** WRITTEN REQUEST **
Pull every line containing the word "underlying" from the records.

Dataset entries on figures

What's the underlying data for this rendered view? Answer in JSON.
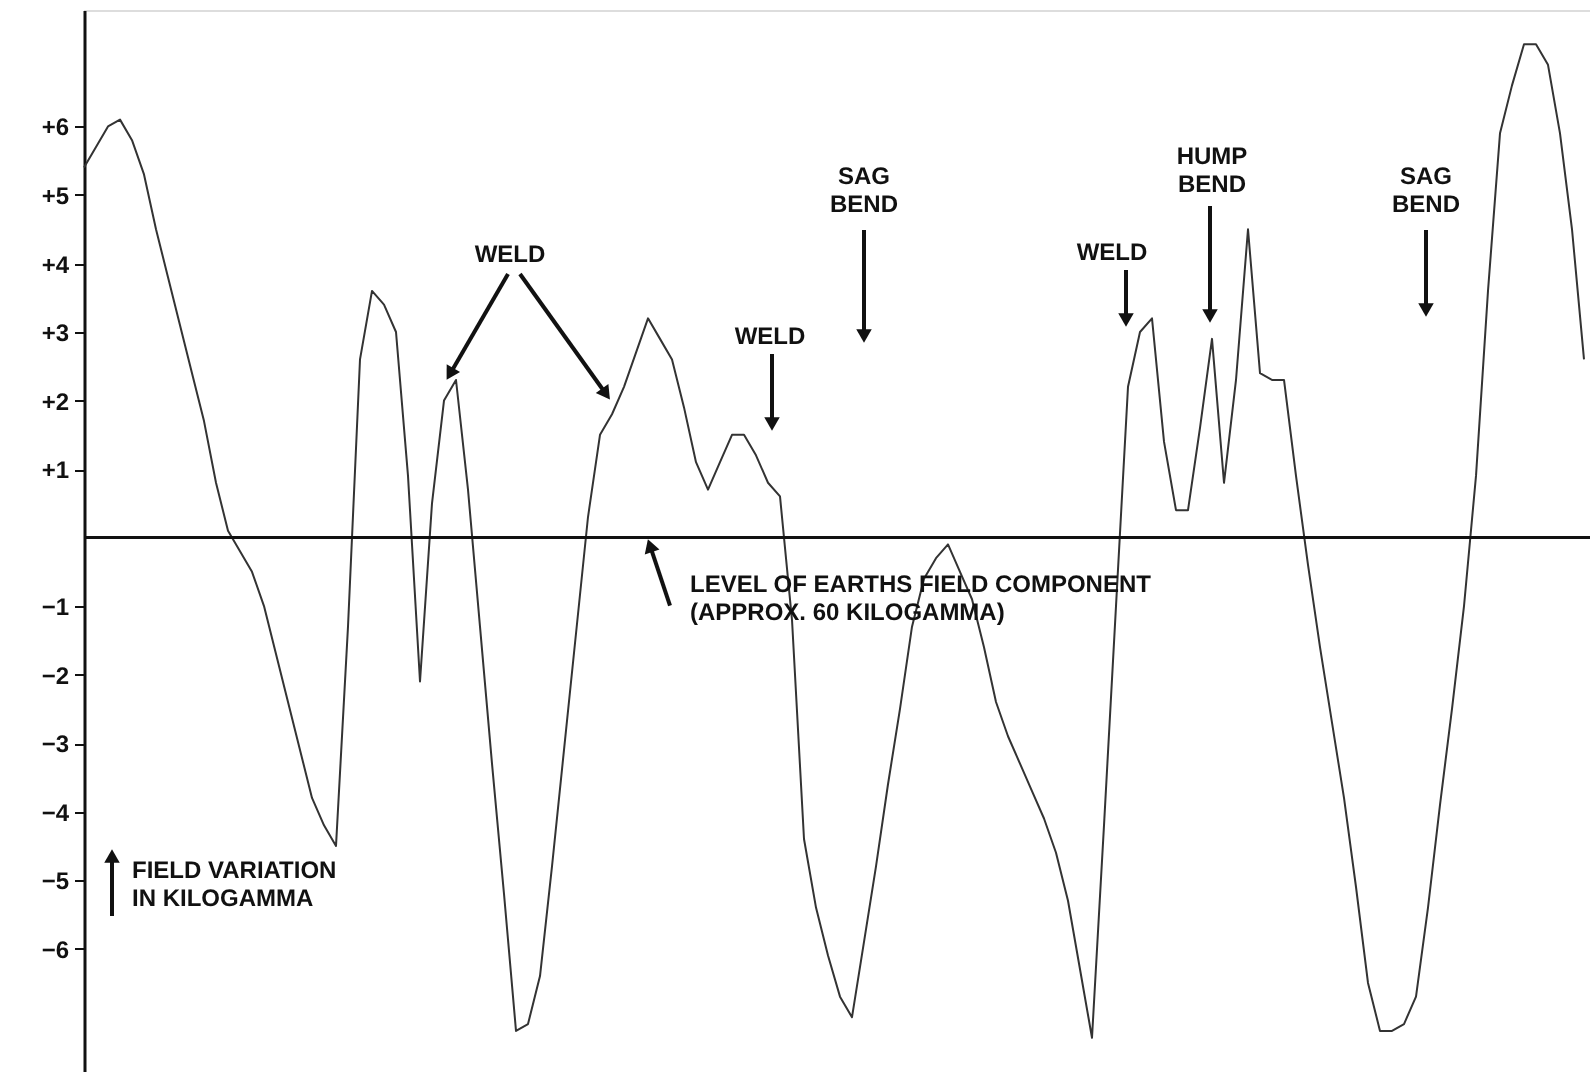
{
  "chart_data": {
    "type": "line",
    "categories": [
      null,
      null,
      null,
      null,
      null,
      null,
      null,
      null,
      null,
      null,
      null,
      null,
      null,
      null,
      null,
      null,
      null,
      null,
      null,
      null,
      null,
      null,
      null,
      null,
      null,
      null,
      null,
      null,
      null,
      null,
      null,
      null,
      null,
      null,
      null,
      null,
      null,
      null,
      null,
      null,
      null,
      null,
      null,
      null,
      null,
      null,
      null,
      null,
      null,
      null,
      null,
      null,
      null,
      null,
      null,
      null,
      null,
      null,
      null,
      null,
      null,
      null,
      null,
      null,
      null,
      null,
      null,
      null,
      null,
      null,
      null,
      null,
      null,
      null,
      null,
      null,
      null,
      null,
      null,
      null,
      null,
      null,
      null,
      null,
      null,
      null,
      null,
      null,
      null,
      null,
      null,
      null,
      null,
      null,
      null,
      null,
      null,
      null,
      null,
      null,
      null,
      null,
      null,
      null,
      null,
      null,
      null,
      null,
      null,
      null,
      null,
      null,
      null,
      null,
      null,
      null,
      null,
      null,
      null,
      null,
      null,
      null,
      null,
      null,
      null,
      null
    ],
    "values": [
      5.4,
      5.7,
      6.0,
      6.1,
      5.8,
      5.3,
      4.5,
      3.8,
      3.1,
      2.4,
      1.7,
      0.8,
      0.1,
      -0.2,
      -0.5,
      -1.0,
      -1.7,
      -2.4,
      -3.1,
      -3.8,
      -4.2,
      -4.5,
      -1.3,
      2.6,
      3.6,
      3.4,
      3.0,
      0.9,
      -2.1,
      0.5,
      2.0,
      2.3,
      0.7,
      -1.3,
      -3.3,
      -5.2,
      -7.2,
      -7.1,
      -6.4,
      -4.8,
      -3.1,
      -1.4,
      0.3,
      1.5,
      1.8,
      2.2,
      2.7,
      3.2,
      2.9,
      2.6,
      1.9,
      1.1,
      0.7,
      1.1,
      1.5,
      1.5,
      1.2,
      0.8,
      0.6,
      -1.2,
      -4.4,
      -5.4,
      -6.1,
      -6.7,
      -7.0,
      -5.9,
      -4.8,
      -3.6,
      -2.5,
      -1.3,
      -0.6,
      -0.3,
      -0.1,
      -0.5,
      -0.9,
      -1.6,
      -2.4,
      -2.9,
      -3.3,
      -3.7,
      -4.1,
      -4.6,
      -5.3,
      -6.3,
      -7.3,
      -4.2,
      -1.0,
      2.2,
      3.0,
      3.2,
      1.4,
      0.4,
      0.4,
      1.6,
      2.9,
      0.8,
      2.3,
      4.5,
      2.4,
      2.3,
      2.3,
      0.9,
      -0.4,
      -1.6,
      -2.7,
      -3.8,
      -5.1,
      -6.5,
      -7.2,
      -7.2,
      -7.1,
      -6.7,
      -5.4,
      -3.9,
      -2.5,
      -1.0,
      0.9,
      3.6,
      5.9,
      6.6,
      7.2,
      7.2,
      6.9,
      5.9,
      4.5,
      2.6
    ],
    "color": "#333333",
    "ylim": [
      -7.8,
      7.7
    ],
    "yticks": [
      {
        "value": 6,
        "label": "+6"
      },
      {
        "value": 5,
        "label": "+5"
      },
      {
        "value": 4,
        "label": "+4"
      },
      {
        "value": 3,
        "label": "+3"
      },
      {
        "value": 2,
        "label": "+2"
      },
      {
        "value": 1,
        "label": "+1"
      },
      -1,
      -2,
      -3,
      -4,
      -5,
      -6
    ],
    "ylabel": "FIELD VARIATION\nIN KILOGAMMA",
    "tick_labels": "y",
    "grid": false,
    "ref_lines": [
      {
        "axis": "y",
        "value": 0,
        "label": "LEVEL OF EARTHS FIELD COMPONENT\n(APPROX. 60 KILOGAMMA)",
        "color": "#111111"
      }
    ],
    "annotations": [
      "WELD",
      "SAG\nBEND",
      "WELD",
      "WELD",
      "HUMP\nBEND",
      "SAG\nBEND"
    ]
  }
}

==

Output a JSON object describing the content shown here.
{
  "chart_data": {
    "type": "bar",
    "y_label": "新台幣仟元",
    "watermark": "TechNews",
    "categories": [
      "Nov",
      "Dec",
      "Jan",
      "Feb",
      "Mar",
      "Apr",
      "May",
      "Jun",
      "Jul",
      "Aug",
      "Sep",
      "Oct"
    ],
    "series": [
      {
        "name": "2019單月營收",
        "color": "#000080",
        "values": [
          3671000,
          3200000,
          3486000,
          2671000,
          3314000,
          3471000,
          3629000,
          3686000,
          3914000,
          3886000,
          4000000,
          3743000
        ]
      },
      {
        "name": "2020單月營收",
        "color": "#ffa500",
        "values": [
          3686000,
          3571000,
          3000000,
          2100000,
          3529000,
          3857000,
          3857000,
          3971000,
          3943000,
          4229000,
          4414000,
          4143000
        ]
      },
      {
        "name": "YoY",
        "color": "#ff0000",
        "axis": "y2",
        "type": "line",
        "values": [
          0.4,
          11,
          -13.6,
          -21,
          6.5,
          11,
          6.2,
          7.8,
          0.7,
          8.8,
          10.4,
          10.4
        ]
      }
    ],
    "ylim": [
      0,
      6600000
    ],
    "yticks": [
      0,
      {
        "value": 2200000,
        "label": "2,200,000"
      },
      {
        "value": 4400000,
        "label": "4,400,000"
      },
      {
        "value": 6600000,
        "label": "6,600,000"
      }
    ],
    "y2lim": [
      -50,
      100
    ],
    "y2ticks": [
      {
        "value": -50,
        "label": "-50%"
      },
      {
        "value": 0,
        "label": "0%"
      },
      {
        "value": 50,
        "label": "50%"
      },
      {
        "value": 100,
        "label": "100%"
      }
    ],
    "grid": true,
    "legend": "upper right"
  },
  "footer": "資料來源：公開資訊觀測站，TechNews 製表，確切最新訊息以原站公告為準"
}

--

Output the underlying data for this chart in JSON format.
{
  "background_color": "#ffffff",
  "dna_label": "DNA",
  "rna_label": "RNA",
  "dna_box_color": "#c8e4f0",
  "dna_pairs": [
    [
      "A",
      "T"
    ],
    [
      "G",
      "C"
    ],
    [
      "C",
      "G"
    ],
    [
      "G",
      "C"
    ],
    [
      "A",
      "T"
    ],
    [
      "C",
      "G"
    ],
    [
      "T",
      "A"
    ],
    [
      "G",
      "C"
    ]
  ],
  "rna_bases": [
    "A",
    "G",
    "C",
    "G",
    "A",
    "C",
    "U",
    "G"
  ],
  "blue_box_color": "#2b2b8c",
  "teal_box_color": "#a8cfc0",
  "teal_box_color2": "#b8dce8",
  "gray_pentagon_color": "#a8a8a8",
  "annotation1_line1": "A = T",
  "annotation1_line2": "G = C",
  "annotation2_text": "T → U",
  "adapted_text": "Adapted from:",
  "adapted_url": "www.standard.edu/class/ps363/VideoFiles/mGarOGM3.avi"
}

** OUTPUT FOR THIS TASK **
What's the underlying data for this rendered view? Answer in JSON.
Output the underlying data for this chart in JSON format.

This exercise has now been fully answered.